§ **EXERCISE TASK**
Could every line of the data be printed exactly as it reads?
—————
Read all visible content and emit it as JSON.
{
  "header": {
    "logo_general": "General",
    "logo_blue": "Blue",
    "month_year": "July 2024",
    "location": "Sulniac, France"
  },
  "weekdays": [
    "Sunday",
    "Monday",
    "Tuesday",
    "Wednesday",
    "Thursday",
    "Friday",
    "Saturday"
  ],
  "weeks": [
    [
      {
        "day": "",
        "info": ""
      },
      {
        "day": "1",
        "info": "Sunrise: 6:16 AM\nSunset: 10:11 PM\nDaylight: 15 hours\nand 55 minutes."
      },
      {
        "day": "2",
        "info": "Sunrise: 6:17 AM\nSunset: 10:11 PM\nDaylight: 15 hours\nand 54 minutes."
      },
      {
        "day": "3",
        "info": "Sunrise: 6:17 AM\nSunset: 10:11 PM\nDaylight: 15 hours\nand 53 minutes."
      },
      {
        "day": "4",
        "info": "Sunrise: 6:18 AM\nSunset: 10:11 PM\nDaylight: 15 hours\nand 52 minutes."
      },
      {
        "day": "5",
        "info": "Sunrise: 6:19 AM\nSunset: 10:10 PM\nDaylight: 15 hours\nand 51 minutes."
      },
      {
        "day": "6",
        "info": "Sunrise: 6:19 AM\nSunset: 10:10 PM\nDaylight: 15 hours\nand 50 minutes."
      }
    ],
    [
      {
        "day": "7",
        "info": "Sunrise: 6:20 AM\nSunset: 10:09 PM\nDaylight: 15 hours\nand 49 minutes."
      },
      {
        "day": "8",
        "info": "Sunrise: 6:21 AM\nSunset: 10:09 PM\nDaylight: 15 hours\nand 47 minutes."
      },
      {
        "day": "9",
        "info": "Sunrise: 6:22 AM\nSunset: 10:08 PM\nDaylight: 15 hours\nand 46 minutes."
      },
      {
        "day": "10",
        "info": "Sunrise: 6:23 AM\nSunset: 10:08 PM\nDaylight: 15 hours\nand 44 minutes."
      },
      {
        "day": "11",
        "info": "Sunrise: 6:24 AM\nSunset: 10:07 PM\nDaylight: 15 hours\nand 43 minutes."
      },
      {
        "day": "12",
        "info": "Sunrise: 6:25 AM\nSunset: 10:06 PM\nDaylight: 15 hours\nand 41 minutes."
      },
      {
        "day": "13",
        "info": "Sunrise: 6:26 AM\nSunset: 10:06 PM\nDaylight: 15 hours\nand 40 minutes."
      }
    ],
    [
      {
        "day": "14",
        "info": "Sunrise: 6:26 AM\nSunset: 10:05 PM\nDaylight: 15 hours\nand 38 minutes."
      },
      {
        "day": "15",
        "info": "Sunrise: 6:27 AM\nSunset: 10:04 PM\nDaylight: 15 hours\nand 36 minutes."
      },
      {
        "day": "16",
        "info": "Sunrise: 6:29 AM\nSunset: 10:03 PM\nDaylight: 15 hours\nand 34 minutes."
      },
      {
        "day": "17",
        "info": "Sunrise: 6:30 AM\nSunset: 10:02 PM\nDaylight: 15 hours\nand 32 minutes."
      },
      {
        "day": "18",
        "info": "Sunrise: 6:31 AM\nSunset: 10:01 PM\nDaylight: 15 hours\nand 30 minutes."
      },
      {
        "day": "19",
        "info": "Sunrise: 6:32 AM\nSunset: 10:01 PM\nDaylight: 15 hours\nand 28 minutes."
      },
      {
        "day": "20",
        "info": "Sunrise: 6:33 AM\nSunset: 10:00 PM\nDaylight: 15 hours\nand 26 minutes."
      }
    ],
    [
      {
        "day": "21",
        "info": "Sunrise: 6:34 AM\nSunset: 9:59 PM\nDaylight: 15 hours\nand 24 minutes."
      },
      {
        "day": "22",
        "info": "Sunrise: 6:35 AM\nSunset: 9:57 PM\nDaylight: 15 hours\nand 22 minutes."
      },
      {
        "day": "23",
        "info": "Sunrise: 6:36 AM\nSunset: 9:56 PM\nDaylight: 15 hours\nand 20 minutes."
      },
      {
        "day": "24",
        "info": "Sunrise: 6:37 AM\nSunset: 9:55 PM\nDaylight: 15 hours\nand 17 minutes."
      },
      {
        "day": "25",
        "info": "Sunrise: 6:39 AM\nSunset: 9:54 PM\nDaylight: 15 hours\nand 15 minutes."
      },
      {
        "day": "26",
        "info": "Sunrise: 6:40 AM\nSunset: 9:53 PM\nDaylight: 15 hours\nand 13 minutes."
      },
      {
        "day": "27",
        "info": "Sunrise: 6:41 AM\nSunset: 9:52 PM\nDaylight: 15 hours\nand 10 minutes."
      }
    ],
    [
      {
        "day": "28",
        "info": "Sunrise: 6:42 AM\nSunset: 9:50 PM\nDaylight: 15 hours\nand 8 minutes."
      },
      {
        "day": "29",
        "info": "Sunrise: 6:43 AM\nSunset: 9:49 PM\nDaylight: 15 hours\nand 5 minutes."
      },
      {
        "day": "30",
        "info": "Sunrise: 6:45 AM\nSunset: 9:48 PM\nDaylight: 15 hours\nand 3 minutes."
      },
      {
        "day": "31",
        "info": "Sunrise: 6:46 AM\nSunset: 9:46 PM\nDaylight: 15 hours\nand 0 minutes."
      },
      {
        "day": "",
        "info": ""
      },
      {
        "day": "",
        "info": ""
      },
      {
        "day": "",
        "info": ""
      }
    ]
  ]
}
—————
§ **RESPONSE TO THE TASK**
Read all visible content and emit it as JSON.
{
  "header": {
    "logo_general": "General",
    "logo_blue": "Blue",
    "month_year": "July 2024",
    "location": "Sulniac, France"
  },
  "weekdays": [
    "Sunday",
    "Monday",
    "Tuesday",
    "Wednesday",
    "Thursday",
    "Friday",
    "Saturday"
  ],
  "weeks": [
    [
      {
        "day": "",
        "info": ""
      },
      {
        "day": "1",
        "info": "Sunrise: 6:16 AM\nSunset: 10:11 PM\nDaylight: 15 hours\nand 55 minutes."
      },
      {
        "day": "2",
        "info": "Sunrise: 6:17 AM\nSunset: 10:11 PM\nDaylight: 15 hours\nand 54 minutes."
      },
      {
        "day": "3",
        "info": "Sunrise: 6:17 AM\nSunset: 10:11 PM\nDaylight: 15 hours\nand 53 minutes."
      },
      {
        "day": "4",
        "info": "Sunrise: 6:18 AM\nSunset: 10:11 PM\nDaylight: 15 hours\nand 52 minutes."
      },
      {
        "day": "5",
        "info": "Sunrise: 6:19 AM\nSunset: 10:10 PM\nDaylight: 15 hours\nand 51 minutes."
      },
      {
        "day": "6",
        "info": "Sunrise: 6:19 AM\nSunset: 10:10 PM\nDaylight: 15 hours\nand 50 minutes."
      }
    ],
    [
      {
        "day": "7",
        "info": "Sunrise: 6:20 AM\nSunset: 10:09 PM\nDaylight: 15 hours\nand 49 minutes."
      },
      {
        "day": "8",
        "info": "Sunrise: 6:21 AM\nSunset: 10:09 PM\nDaylight: 15 hours\nand 47 minutes."
      },
      {
        "day": "9",
        "info": "Sunrise: 6:22 AM\nSunset: 10:08 PM\nDaylight: 15 hours\nand 46 minutes."
      },
      {
        "day": "10",
        "info": "Sunrise: 6:23 AM\nSunset: 10:08 PM\nDaylight: 15 hours\nand 44 minutes."
      },
      {
        "day": "11",
        "info": "Sunrise: 6:24 AM\nSunset: 10:07 PM\nDaylight: 15 hours\nand 43 minutes."
      },
      {
        "day": "12",
        "info": "Sunrise: 6:25 AM\nSunset: 10:06 PM\nDaylight: 15 hours\nand 41 minutes."
      },
      {
        "day": "13",
        "info": "Sunrise: 6:26 AM\nSunset: 10:06 PM\nDaylight: 15 hours\nand 40 minutes."
      }
    ],
    [
      {
        "day": "14",
        "info": "Sunrise: 6:26 AM\nSunset: 10:05 PM\nDaylight: 15 hours\nand 38 minutes."
      },
      {
        "day": "15",
        "info": "Sunrise: 6:27 AM\nSunset: 10:04 PM\nDaylight: 15 hours\nand 36 minutes."
      },
      {
        "day": "16",
        "info": "Sunrise: 6:29 AM\nSunset: 10:03 PM\nDaylight: 15 hours\nand 34 minutes."
      },
      {
        "day": "17",
        "info": "Sunrise: 6:30 AM\nSunset: 10:02 PM\nDaylight: 15 hours\nand 32 minutes."
      },
      {
        "day": "18",
        "info": "Sunrise: 6:31 AM\nSunset: 10:01 PM\nDaylight: 15 hours\nand 30 minutes."
      },
      {
        "day": "19",
        "info": "Sunrise: 6:32 AM\nSunset: 10:01 PM\nDaylight: 15 hours\nand 28 minutes."
      },
      {
        "day": "20",
        "info": "Sunrise: 6:33 AM\nSunset: 10:00 PM\nDaylight: 15 hours\nand 26 minutes."
      }
    ],
    [
      {
        "day": "21",
        "info": "Sunrise: 6:34 AM\nSunset: 9:59 PM\nDaylight: 15 hours\nand 24 minutes."
      },
      {
        "day": "22",
        "info": "Sunrise: 6:35 AM\nSunset: 9:57 PM\nDaylight: 15 hours\nand 22 minutes."
      },
      {
        "day": "23",
        "info": "Sunrise: 6:36 AM\nSunset: 9:56 PM\nDaylight: 15 hours\nand 20 minutes."
      },
      {
        "day": "24",
        "info": "Sunrise: 6:37 AM\nSunset: 9:55 PM\nDaylight: 15 hours\nand 17 minutes."
      },
      {
        "day": "25",
        "info": "Sunrise: 6:39 AM\nSunset: 9:54 PM\nDaylight: 15 hours\nand 15 minutes."
      },
      {
        "day": "26",
        "info": "Sunrise: 6:40 AM\nSunset: 9:53 PM\nDaylight: 15 hours\nand 13 minutes."
      },
      {
        "day": "27",
        "info": "Sunrise: 6:41 AM\nSunset: 9:52 PM\nDaylight: 15 hours\nand 10 minutes."
      }
    ],
    [
      {
        "day": "28",
        "info": "Sunrise: 6:42 AM\nSunset: 9:50 PM\nDaylight: 15 hours\nand 8 minutes."
      },
      {
        "day": "29",
        "info": "Sunrise: 6:43 AM\nSunset: 9:49 PM\nDaylight: 15 hours\nand 5 minutes."
      },
      {
        "day": "30",
        "info": "Sunrise: 6:45 AM\nSunset: 9:48 PM\nDaylight: 15 hours\nand 3 minutes."
      },
      {
        "day": "31",
        "info": "Sunrise: 6:46 AM\nSunset: 9:46 PM\nDaylight: 15 hours\nand 0 minutes."
      },
      {
        "day": "",
        "info": ""
      },
      {
        "day": "",
        "info": ""
      },
      {
        "day": "",
        "info": ""
      }
    ]
  ]
}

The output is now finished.